Stated goal:
Copy out every line exactly, passing over the pictures.
————————
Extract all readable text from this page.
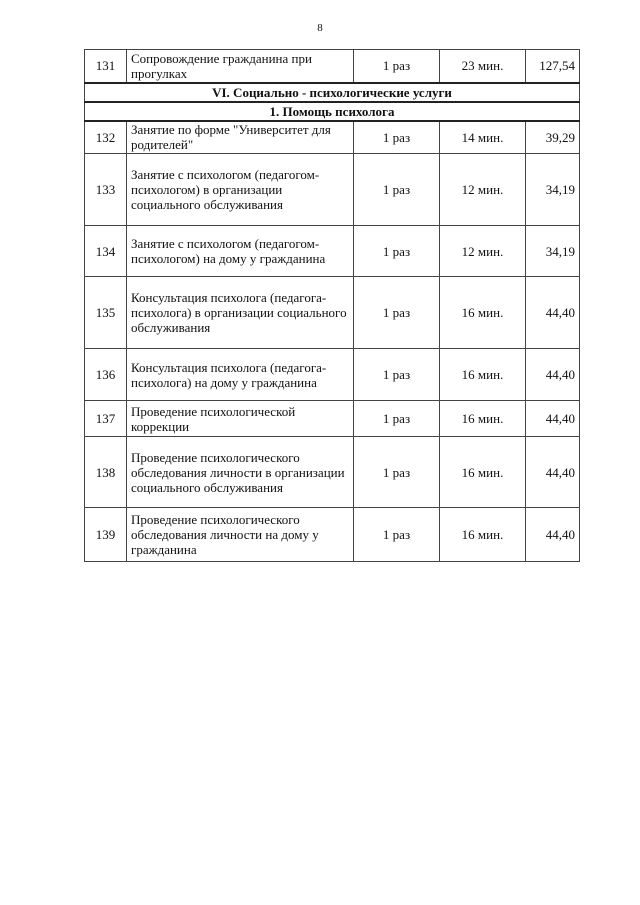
8
131	Сопровождение гражданина при прогулках	1 раз	23 мин.	127,54
VI. Социально - психологические услуги				
1. Помощь психолога				
132	Занятие по форме "Университет для родителей"	1 раз	14 мин.	39,29
133	Занятие с психологом (педагогом-психологом) в организации социального обслуживания	1 раз	12 мин.	34,19
134	Занятие с психологом (педагогом-психологом) на дому у гражданина	1 раз	12 мин.	34,19
135	Консультация психолога (педагога-психолога) в организации социального обслуживания	1 раз	16 мин.	44,40
136	Консультация психолога (педагога-психолога) на дому у гражданина	1 раз	16 мин.	44,40
137	Проведение психологической коррекции	1 раз	16 мин.	44,40
138	Проведение психологического обследования личности в организации социального обслуживания	1 раз	16 мин.	44,40
139	Проведение психологического обследования личности на дому у гражданина	1 раз	16 мин.	44,40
————————
Exercise solution:
Extract all readable text from this page.
8
131	Сопровождение гражданина при прогулках	1 раз	23 мин.	127,54
VI. Социально - психологические услуги				
1. Помощь психолога				
132	Занятие по форме "Университет для родителей"	1 раз	14 мин.	39,29
133	Занятие с психологом (педагогом-психологом) в организации социального обслуживания	1 раз	12 мин.	34,19
134	Занятие с психологом (педагогом-психологом) на дому у гражданина	1 раз	12 мин.	34,19
135	Консультация психолога (педагога-психолога) в организации социального обслуживания	1 раз	16 мин.	44,40
136	Консультация психолога (педагога-психолога) на дому у гражданина	1 раз	16 мин.	44,40
137	Проведение психологической коррекции	1 раз	16 мин.	44,40
138	Проведение психологического обследования личности в организации социального обслуживания	1 раз	16 мин.	44,40
139	Проведение психологического обследования личности на дому у гражданина	1 раз	16 мин.	44,40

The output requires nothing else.